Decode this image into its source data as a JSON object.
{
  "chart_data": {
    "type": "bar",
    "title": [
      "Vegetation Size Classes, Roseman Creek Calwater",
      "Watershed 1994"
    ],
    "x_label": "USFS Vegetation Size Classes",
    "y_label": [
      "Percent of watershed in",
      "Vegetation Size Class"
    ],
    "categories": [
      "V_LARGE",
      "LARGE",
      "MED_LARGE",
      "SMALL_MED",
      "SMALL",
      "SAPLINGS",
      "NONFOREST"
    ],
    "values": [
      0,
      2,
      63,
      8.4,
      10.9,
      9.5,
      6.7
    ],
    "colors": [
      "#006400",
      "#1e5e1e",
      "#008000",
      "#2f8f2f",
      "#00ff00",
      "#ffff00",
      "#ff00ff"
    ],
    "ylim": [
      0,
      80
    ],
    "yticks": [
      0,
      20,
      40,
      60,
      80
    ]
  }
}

What you will do: The entries above must be returned in full, exactly as shown.

The completed task:
Decode this image into its source data as a JSON object.
{
  "chart_data": {
    "type": "bar",
    "title": [
      "Vegetation Size Classes, Roseman Creek Calwater",
      "Watershed 1994"
    ],
    "x_label": "USFS Vegetation Size Classes",
    "y_label": [
      "Percent of watershed in",
      "Vegetation Size Class"
    ],
    "categories": [
      "V_LARGE",
      "LARGE",
      "MED_LARGE",
      "SMALL_MED",
      "SMALL",
      "SAPLINGS",
      "NONFOREST"
    ],
    "values": [
      0,
      2,
      63,
      8.4,
      10.9,
      9.5,
      6.7
    ],
    "colors": [
      "#006400",
      "#1e5e1e",
      "#008000",
      "#2f8f2f",
      "#00ff00",
      "#ffff00",
      "#ff00ff"
    ],
    "ylim": [
      0,
      80
    ],
    "yticks": [
      0,
      20,
      40,
      60,
      80
    ]
  }
}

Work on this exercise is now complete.